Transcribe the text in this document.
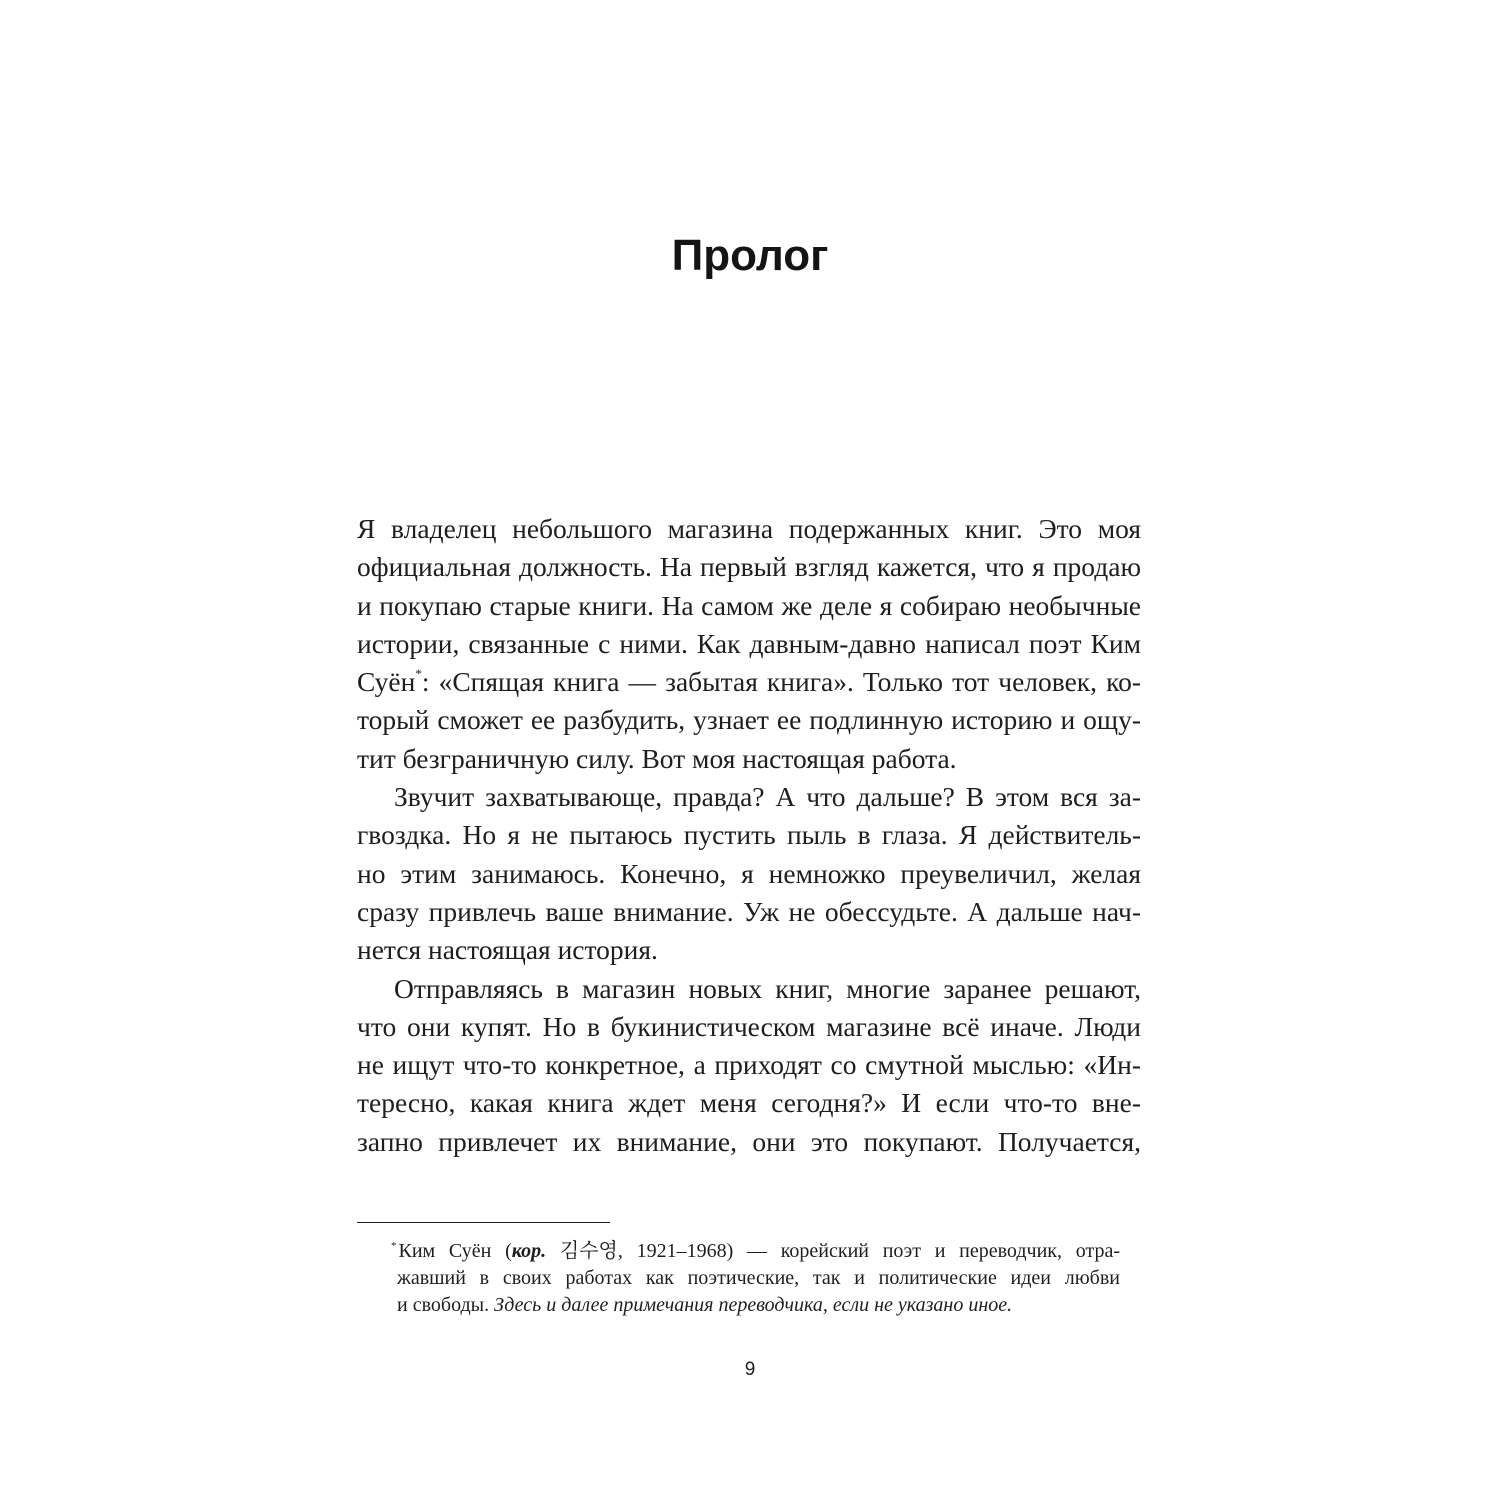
Пролог
Я владелец небольшого магазина подержанных книг. Это моя
официальная должность. На первый взгляд кажется, что я продаю
и покупаю старые книги. На самом же деле я собираю необычные
истории, связанные с ними. Как давным-давно написал поэт Ким
Суён*: «Спящая книга — забытая книга». Только тот человек, ко-
торый сможет ее разбудить, узнает ее подлинную историю и ощу-
тит безграничную силу. Вот моя настоящая работа.
Звучит захватывающе, правда? А что дальше? В этом вся за-
гвоздка. Но я не пытаюсь пустить пыль в глаза. Я действитель-
но этим занимаюсь. Конечно, я немножко преувеличил, желая
сразу привлечь ваше внимание. Уж не обессудьте. А дальше нач-
нется настоящая история.
Отправляясь в магазин новых книг, многие заранее решают,
что они купят. Но в букинистическом магазине всё иначе. Люди
не ищут что-то конкретное, а приходят со смутной мыслью: «Ин-
тересно, какая книга ждет меня сегодня?» И если что-то вне-
запно привлечет их внимание, они это покупают. Получается,
* Ким Суён (кор. 김수영, 1921–1968) — корейский поэт и переводчик, отра-
жавший в своих работах как поэтические, так и политические идеи любви
и свободы. Здесь и далее примечания переводчика, если не указано иное.

9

··········

## WHAT YOU SHOULD DO:
Repeat the material above in full and exactly, apart from the pictures.

## RESPONSE TO THE EXERCISE:
Transcribe the text in this document.
Пролог
Я владелец небольшого магазина подержанных книг. Это моя
официальная должность. На первый взгляд кажется, что я продаю
и покупаю старые книги. На самом же деле я собираю необычные
истории, связанные с ними. Как давным-давно написал поэт Ким
Суён*: «Спящая книга — забытая книга». Только тот человек, ко-
торый сможет ее разбудить, узнает ее подлинную историю и ощу-
тит безграничную силу. Вот моя настоящая работа.
Звучит захватывающе, правда? А что дальше? В этом вся за-
гвоздка. Но я не пытаюсь пустить пыль в глаза. Я действитель-
но этим занимаюсь. Конечно, я немножко преувеличил, желая
сразу привлечь ваше внимание. Уж не обессудьте. А дальше нач-
нется настоящая история.
Отправляясь в магазин новых книг, многие заранее решают,
что они купят. Но в букинистическом магазине всё иначе. Люди
не ищут что-то конкретное, а приходят со смутной мыслью: «Ин-
тересно, какая книга ждет меня сегодня?» И если что-то вне-
запно привлечет их внимание, они это покупают. Получается,
* Ким Суён (кор. 김수영, 1921–1968) — корейский поэт и переводчик, отра-
жавший в своих работах как поэтические, так и политические идеи любви
и свободы. Здесь и далее примечания переводчика, если не указано иное.

9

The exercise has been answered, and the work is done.